═══ Material shown
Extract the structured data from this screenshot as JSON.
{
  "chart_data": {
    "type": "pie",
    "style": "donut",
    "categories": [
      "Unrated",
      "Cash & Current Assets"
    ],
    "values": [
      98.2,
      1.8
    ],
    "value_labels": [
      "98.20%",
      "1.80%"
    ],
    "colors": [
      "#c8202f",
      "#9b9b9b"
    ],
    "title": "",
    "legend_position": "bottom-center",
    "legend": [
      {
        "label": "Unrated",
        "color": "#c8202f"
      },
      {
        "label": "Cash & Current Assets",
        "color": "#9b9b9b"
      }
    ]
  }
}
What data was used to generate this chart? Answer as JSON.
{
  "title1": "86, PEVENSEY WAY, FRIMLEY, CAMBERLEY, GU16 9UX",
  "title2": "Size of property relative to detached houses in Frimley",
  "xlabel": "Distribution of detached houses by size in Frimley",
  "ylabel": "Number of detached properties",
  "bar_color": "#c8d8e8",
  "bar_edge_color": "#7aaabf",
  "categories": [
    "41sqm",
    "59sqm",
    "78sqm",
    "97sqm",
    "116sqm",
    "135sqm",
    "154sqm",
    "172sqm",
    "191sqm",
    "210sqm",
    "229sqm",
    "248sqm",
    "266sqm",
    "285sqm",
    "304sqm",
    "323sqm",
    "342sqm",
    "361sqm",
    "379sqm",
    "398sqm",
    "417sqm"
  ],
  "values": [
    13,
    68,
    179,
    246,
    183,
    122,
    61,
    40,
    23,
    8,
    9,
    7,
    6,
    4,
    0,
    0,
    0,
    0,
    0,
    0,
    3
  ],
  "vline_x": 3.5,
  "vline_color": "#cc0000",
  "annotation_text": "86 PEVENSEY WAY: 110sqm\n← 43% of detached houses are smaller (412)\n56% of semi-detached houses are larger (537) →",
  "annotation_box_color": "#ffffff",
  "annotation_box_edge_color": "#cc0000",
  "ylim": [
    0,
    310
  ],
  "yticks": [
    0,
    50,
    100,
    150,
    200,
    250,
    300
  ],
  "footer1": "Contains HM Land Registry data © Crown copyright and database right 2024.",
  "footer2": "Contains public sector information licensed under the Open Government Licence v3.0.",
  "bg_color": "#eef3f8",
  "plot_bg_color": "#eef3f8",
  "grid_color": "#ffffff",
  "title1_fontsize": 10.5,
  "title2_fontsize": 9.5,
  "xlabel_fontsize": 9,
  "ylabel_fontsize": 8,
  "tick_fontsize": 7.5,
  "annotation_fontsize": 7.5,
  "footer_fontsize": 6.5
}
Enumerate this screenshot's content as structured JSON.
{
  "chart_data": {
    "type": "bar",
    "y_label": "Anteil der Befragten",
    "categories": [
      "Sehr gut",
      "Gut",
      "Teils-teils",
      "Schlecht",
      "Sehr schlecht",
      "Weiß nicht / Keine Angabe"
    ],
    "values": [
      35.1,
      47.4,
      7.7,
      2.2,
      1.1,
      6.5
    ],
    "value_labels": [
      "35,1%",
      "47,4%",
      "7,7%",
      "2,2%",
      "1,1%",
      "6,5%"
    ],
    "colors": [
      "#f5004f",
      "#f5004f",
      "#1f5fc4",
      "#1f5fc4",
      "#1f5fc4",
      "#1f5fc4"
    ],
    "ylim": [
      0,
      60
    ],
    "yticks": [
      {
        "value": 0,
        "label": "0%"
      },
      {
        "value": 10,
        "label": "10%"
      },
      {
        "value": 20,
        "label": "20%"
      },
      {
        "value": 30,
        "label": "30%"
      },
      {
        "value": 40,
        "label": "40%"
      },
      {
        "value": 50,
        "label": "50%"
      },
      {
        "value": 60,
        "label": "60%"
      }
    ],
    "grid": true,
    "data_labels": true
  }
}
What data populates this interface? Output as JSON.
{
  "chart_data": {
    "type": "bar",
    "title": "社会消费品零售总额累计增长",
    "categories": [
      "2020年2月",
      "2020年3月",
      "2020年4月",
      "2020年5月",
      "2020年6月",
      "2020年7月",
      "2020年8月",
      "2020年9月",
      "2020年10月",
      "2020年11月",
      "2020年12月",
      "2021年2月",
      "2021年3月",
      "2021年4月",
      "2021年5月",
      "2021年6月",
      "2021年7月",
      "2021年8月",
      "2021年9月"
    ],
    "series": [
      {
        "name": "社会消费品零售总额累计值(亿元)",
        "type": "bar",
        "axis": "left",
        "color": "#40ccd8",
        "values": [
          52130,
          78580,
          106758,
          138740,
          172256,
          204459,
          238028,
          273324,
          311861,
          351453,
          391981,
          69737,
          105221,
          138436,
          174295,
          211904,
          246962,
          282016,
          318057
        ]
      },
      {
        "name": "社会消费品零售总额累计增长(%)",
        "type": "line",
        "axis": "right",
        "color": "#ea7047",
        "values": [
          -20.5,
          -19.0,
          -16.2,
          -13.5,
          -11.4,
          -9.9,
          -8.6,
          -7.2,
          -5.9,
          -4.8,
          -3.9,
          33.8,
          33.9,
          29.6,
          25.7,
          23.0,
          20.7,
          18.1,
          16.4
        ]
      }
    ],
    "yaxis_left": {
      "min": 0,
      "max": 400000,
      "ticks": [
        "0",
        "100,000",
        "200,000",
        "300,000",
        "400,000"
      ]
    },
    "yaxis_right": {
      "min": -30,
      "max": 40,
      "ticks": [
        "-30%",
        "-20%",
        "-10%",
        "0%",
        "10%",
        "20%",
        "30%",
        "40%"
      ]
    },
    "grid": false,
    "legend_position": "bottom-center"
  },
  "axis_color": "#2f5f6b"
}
══════
- [Job]:
Pick out the lines that include the word "PEVENSEY" and write them out.

- [Reply to the task]:
  "title1": "86, PEVENSEY WAY, FRIMLEY, CAMBERLEY, GU16 9UX",
  "annotation_text": "86 PEVENSEY WAY: 110sqm\n← 43% of detached houses are smaller (412)\n56% of semi-detached houses are larger (537) →",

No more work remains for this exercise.